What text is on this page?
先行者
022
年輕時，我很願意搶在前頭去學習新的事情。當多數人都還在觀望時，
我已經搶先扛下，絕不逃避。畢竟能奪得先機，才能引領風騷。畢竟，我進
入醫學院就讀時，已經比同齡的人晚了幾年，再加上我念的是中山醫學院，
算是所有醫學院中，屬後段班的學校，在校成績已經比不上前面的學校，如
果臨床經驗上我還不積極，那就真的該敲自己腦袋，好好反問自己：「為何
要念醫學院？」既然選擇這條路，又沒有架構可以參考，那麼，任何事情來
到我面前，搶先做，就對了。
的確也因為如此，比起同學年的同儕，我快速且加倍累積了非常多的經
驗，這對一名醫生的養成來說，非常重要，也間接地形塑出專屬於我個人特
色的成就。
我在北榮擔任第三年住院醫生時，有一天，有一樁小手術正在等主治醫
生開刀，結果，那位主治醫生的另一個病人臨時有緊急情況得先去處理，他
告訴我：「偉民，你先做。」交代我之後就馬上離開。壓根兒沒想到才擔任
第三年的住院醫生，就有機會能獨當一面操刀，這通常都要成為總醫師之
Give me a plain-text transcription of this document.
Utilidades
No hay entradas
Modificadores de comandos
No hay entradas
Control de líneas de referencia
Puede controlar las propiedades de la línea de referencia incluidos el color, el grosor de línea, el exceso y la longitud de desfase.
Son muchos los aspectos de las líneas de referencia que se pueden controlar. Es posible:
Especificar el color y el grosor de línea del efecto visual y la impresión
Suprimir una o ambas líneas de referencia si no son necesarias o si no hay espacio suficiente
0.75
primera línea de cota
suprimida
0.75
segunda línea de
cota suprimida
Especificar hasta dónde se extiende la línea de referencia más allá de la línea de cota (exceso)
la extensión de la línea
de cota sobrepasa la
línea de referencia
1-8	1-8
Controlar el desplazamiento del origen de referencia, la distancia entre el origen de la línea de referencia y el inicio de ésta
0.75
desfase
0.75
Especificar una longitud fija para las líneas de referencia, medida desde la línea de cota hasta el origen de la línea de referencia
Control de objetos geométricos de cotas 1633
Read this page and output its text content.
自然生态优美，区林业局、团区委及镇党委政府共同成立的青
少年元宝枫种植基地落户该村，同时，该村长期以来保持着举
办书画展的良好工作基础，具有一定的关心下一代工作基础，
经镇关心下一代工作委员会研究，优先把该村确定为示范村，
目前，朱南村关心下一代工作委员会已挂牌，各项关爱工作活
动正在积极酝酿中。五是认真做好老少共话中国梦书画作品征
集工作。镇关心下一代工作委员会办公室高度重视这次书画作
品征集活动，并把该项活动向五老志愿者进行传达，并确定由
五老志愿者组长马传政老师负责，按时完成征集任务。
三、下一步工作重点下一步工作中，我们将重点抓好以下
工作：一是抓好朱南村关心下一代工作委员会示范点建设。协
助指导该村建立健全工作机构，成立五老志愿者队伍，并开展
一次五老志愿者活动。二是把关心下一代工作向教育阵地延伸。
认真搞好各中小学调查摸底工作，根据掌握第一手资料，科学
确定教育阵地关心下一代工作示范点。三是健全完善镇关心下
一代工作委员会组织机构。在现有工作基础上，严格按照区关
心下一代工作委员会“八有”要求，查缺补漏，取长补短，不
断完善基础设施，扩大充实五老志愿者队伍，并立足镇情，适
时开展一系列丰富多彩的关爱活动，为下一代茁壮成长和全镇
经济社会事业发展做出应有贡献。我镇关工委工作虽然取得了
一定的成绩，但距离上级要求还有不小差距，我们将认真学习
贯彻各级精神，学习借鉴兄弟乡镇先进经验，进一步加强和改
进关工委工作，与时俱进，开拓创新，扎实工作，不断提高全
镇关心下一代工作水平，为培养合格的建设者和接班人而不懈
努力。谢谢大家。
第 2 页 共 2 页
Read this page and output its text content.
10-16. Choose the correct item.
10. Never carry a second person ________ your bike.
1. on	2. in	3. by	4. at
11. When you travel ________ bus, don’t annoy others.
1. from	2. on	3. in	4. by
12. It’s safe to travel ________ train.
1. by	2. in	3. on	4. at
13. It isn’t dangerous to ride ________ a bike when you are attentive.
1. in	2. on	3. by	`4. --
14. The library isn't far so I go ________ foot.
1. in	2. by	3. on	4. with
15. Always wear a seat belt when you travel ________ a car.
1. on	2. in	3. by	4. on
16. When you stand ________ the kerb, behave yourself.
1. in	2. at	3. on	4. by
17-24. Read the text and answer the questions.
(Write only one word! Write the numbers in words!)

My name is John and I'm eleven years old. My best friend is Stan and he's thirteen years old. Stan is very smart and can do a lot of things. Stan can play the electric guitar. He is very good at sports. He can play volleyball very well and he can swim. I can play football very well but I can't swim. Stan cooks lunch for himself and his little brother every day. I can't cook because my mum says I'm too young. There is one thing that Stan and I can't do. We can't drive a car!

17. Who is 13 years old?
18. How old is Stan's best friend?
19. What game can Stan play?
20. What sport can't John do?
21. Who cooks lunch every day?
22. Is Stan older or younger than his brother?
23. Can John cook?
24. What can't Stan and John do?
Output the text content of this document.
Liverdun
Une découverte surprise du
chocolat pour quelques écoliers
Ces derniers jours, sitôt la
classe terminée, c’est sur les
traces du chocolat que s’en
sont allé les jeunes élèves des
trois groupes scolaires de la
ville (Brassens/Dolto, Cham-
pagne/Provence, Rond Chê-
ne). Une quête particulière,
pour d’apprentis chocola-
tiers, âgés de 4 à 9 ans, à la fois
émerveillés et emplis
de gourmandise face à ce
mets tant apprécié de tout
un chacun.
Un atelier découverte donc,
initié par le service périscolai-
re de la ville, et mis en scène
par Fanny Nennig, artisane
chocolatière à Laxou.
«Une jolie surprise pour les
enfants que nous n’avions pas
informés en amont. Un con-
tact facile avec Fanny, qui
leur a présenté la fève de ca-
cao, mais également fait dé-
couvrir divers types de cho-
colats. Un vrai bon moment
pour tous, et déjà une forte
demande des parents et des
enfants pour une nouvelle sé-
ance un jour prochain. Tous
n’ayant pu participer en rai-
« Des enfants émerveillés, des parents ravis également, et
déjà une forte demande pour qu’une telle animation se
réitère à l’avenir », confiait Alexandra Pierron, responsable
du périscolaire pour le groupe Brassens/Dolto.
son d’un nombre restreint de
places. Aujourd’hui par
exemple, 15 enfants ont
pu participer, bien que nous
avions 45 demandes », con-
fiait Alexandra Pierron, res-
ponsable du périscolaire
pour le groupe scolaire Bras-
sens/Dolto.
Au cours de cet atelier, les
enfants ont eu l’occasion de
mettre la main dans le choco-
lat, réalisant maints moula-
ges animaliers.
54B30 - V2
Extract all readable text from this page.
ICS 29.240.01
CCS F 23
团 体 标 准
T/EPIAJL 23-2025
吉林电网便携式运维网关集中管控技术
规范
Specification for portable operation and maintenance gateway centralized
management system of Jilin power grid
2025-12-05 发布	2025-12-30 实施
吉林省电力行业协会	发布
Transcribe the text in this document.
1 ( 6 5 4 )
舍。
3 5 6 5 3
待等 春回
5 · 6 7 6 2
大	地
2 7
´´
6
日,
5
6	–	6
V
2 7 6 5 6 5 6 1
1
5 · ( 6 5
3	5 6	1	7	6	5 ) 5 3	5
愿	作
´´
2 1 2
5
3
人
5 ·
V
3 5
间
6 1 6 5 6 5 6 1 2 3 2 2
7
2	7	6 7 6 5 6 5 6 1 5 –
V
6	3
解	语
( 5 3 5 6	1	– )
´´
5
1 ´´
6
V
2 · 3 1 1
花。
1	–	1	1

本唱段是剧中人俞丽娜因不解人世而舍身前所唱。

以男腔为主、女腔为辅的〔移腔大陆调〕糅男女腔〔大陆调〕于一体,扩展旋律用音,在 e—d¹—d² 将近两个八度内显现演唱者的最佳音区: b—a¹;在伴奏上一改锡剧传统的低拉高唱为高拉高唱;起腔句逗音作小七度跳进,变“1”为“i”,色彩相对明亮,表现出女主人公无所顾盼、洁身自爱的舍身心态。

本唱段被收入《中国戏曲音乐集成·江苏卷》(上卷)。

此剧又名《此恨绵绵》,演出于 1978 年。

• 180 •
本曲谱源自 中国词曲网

EXERCISE DESCRIPTION => Determine the number of lines in the data that contain "exceso" as a word or string, and state only that number.

EXERCISE RESULT => 2